# Short task
Return every line of the material exactly.

# Records provided
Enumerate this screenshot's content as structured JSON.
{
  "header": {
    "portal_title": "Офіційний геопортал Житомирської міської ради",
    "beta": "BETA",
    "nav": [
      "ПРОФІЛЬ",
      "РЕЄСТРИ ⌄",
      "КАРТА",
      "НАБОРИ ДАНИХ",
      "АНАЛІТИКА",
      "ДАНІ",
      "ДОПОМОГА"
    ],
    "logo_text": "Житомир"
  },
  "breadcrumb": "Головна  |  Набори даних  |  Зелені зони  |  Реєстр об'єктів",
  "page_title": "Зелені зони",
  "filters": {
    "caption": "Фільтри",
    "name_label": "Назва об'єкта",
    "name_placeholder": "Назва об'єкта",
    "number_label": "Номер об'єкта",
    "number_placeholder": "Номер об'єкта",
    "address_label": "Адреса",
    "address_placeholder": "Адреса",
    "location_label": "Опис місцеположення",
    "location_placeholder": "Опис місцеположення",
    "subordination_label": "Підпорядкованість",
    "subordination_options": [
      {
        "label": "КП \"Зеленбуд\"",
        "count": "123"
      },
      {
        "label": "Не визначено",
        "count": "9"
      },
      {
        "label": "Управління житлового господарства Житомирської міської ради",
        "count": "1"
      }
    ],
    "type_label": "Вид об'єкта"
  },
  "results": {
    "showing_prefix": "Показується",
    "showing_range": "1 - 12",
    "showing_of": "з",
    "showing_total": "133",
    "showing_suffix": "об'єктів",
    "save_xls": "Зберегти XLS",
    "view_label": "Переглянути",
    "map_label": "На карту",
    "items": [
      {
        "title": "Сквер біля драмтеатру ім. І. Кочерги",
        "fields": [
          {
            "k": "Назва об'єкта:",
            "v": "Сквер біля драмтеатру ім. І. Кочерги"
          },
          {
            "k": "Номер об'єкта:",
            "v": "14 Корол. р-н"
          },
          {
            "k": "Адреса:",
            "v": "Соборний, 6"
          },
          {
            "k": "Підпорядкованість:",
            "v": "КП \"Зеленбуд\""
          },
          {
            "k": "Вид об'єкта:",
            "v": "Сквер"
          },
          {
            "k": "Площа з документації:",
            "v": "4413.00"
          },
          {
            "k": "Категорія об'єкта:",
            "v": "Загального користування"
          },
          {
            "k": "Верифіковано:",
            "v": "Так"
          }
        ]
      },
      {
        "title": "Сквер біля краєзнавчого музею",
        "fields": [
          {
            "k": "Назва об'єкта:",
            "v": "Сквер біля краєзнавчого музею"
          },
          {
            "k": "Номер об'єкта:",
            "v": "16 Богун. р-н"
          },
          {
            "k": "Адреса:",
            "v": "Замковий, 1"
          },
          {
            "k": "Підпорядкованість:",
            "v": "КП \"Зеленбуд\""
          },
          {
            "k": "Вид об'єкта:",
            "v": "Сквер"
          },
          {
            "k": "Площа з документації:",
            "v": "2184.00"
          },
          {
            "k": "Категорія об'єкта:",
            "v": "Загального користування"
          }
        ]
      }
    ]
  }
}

# Solution for this exercise
Enumerate this screenshot's content as structured JSON.
{
  "header": {
    "portal_title": "Офіційний геопортал Житомирської міської ради",
    "beta": "BETA",
    "nav": [
      "ПРОФІЛЬ",
      "РЕЄСТРИ ⌄",
      "КАРТА",
      "НАБОРИ ДАНИХ",
      "АНАЛІТИКА",
      "ДАНІ",
      "ДОПОМОГА"
    ],
    "logo_text": "Житомир"
  },
  "breadcrumb": "Головна  |  Набори даних  |  Зелені зони  |  Реєстр об'єктів",
  "page_title": "Зелені зони",
  "filters": {
    "caption": "Фільтри",
    "name_label": "Назва об'єкта",
    "name_placeholder": "Назва об'єкта",
    "number_label": "Номер об'єкта",
    "number_placeholder": "Номер об'єкта",
    "address_label": "Адреса",
    "address_placeholder": "Адреса",
    "location_label": "Опис місцеположення",
    "location_placeholder": "Опис місцеположення",
    "subordination_label": "Підпорядкованість",
    "subordination_options": [
      {
        "label": "КП \"Зеленбуд\"",
        "count": "123"
      },
      {
        "label": "Не визначено",
        "count": "9"
      },
      {
        "label": "Управління житлового господарства Житомирської міської ради",
        "count": "1"
      }
    ],
    "type_label": "Вид об'єкта"
  },
  "results": {
    "showing_prefix": "Показується",
    "showing_range": "1 - 12",
    "showing_of": "з",
    "showing_total": "133",
    "showing_suffix": "об'єктів",
    "save_xls": "Зберегти XLS",
    "view_label": "Переглянути",
    "map_label": "На карту",
    "items": [
      {
        "title": "Сквер біля драмтеатру ім. І. Кочерги",
        "fields": [
          {
            "k": "Назва об'єкта:",
            "v": "Сквер біля драмтеатру ім. І. Кочерги"
          },
          {
            "k": "Номер об'єкта:",
            "v": "14 Корол. р-н"
          },
          {
            "k": "Адреса:",
            "v": "Соборний, 6"
          },
          {
            "k": "Підпорядкованість:",
            "v": "КП \"Зеленбуд\""
          },
          {
            "k": "Вид об'єкта:",
            "v": "Сквер"
          },
          {
            "k": "Площа з документації:",
            "v": "4413.00"
          },
          {
            "k": "Категорія об'єкта:",
            "v": "Загального користування"
          },
          {
            "k": "Верифіковано:",
            "v": "Так"
          }
        ]
      },
      {
        "title": "Сквер біля краєзнавчого музею",
        "fields": [
          {
            "k": "Назва об'єкта:",
            "v": "Сквер біля краєзнавчого музею"
          },
          {
            "k": "Номер об'єкта:",
            "v": "16 Богун. р-н"
          },
          {
            "k": "Адреса:",
            "v": "Замковий, 1"
          },
          {
            "k": "Підпорядкованість:",
            "v": "КП \"Зеленбуд\""
          },
          {
            "k": "Вид об'єкта:",
            "v": "Сквер"
          },
          {
            "k": "Площа з документації:",
            "v": "2184.00"
          },
          {
            "k": "Категорія об'єкта:",
            "v": "Загального користування"
          }
        ]
      }
    ]
  }
}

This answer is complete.